§ Goal
Among the entries, which lines carry the string "help"? Copy each of them.

§ Dataset entries
---+---

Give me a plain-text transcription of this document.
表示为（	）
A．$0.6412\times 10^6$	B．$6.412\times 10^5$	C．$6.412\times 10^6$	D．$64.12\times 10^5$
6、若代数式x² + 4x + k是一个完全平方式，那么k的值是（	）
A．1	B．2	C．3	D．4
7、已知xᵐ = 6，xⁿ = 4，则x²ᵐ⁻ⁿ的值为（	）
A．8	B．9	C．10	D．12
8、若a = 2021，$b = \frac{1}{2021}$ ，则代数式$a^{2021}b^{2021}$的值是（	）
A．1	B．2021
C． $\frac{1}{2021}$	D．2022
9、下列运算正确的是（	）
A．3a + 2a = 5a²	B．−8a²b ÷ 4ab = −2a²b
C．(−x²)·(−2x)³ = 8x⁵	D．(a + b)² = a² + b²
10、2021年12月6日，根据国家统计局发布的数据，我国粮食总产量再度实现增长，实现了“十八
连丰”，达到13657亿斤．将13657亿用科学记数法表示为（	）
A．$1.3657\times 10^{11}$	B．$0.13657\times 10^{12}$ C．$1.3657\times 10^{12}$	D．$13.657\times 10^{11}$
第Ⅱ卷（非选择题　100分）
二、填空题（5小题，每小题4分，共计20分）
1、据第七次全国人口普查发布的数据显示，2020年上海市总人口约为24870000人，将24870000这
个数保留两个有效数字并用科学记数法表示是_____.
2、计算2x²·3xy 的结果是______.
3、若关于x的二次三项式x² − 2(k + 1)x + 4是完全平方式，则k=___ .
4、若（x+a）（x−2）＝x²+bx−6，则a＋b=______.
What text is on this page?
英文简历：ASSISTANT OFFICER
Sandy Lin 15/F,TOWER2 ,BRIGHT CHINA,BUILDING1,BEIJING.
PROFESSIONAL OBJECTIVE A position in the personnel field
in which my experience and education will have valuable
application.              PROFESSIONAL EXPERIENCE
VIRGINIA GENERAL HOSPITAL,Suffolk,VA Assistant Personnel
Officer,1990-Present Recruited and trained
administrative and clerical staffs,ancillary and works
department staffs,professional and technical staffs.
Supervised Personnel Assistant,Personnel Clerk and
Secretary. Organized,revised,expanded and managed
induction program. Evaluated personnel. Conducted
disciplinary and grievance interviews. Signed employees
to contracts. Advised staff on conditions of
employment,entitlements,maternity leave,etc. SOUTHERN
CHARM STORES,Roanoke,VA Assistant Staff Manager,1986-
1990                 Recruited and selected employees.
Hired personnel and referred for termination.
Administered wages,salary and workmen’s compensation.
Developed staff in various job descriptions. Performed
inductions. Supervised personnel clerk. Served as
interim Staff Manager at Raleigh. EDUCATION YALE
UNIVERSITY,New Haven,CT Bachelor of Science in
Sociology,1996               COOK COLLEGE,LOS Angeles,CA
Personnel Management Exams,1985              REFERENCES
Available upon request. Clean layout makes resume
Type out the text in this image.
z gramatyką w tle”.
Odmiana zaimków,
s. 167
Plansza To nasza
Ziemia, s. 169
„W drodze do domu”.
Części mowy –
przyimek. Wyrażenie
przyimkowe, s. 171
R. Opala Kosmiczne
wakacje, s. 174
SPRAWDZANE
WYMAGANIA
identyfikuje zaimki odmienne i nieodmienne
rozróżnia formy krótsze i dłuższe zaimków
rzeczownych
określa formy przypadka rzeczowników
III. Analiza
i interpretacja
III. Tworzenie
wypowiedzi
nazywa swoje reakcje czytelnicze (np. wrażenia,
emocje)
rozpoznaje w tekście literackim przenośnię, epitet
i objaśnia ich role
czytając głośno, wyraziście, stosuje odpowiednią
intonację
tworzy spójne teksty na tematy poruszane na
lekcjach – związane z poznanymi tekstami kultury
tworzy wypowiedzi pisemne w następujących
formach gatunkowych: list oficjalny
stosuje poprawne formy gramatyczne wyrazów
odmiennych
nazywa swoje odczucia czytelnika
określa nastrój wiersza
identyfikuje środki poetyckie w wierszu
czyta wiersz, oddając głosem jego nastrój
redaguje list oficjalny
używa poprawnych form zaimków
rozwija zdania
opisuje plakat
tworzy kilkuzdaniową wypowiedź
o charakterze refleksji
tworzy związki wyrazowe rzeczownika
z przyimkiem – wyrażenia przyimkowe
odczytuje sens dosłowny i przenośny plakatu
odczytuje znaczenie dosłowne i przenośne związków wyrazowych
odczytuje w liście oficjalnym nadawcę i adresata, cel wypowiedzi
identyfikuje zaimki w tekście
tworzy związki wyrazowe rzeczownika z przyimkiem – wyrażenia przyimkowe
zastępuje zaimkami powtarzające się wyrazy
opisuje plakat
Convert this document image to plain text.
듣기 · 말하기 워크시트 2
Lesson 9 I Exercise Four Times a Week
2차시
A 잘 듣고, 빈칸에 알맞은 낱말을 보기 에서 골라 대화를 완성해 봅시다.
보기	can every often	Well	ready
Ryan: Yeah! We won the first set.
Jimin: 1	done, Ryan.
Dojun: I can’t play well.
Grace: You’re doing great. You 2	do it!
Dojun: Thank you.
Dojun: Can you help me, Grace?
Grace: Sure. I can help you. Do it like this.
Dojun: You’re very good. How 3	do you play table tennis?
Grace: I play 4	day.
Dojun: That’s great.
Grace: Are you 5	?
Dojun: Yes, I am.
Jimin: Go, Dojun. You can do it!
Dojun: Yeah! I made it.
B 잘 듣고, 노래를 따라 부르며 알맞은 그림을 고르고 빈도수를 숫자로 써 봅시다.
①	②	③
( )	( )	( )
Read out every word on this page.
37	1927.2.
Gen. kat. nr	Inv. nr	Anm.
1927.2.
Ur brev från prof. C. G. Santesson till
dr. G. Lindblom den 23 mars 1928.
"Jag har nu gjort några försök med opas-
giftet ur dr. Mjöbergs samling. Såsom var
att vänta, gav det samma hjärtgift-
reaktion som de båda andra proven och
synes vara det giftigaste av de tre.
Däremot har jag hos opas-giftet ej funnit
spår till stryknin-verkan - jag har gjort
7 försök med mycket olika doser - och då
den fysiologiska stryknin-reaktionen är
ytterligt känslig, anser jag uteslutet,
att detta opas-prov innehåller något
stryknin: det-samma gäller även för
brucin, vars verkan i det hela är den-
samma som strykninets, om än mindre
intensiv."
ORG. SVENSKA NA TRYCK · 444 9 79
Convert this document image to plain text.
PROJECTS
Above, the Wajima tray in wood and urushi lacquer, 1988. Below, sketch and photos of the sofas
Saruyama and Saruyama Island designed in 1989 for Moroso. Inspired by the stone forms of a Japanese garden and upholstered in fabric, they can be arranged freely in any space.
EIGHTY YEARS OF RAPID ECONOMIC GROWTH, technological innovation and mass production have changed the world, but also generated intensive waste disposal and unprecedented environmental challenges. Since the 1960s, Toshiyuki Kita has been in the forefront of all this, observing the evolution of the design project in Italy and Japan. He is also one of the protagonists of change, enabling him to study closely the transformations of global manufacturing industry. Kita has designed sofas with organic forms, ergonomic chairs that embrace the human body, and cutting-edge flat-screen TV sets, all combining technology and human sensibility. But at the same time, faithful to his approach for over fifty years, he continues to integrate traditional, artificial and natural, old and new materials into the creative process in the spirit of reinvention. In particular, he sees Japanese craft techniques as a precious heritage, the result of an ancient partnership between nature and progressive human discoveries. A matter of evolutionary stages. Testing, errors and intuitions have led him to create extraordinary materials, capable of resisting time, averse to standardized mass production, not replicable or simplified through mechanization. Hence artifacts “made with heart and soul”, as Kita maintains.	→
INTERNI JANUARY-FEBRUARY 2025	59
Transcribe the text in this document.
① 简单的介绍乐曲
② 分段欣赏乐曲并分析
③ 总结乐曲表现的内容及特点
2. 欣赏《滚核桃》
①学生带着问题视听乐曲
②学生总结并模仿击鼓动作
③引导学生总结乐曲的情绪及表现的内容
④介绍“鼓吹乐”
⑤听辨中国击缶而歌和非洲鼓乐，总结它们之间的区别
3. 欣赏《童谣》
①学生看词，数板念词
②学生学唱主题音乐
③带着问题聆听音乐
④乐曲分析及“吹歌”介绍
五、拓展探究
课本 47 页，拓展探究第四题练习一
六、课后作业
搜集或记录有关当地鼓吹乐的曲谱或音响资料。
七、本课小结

---+---

§ Exercise result
Dojun: Can you help me, Grace?
Grace: Sure. I can help you. Do it like this.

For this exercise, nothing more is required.